## [A run of records]
[start]
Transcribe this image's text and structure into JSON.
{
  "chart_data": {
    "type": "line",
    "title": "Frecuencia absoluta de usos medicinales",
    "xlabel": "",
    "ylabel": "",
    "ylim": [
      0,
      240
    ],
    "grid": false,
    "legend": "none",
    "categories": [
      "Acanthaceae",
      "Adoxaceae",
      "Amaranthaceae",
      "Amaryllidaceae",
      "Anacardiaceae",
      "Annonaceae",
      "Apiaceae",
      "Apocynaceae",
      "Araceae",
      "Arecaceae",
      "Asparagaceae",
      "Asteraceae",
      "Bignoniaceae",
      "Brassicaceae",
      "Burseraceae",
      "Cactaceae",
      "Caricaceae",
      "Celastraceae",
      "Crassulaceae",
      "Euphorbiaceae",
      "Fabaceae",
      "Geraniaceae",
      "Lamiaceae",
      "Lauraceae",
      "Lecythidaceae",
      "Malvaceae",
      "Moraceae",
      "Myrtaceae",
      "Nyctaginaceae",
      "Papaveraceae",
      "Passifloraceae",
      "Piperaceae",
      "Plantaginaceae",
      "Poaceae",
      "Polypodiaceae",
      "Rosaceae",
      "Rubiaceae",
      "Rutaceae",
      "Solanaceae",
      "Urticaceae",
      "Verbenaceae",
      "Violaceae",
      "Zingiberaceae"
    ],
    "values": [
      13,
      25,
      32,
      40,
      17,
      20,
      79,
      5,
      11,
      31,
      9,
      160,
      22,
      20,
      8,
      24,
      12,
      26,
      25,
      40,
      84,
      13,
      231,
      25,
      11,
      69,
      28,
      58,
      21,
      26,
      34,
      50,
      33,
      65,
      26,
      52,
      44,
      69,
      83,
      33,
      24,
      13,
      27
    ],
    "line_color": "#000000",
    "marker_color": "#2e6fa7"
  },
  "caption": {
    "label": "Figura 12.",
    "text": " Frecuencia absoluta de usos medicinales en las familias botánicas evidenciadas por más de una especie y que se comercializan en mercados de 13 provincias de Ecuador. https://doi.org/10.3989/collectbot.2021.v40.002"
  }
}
[end]
## [Task]
Retype all the records, matching them exactly.

## [Response to this exercise]
Transcribe this image's text and structure into JSON.
{
  "chart_data": {
    "type": "line",
    "title": "Frecuencia absoluta de usos medicinales",
    "xlabel": "",
    "ylabel": "",
    "ylim": [
      0,
      240
    ],
    "grid": false,
    "legend": "none",
    "categories": [
      "Acanthaceae",
      "Adoxaceae",
      "Amaranthaceae",
      "Amaryllidaceae",
      "Anacardiaceae",
      "Annonaceae",
      "Apiaceae",
      "Apocynaceae",
      "Araceae",
      "Arecaceae",
      "Asparagaceae",
      "Asteraceae",
      "Bignoniaceae",
      "Brassicaceae",
      "Burseraceae",
      "Cactaceae",
      "Caricaceae",
      "Celastraceae",
      "Crassulaceae",
      "Euphorbiaceae",
      "Fabaceae",
      "Geraniaceae",
      "Lamiaceae",
      "Lauraceae",
      "Lecythidaceae",
      "Malvaceae",
      "Moraceae",
      "Myrtaceae",
      "Nyctaginaceae",
      "Papaveraceae",
      "Passifloraceae",
      "Piperaceae",
      "Plantaginaceae",
      "Poaceae",
      "Polypodiaceae",
      "Rosaceae",
      "Rubiaceae",
      "Rutaceae",
      "Solanaceae",
      "Urticaceae",
      "Verbenaceae",
      "Violaceae",
      "Zingiberaceae"
    ],
    "values": [
      13,
      25,
      32,
      40,
      17,
      20,
      79,
      5,
      11,
      31,
      9,
      160,
      22,
      20,
      8,
      24,
      12,
      26,
      25,
      40,
      84,
      13,
      231,
      25,
      11,
      69,
      28,
      58,
      21,
      26,
      34,
      50,
      33,
      65,
      26,
      52,
      44,
      69,
      83,
      33,
      24,
      13,
      27
    ],
    "line_color": "#000000",
    "marker_color": "#2e6fa7"
  },
  "caption": {
    "label": "Figura 12.",
    "text": " Frecuencia absoluta de usos medicinales en las familias botánicas evidenciadas por más de una especie y que se comercializan en mercados de 13 provincias de Ecuador. https://doi.org/10.3989/collectbot.2021.v40.002"
  }
}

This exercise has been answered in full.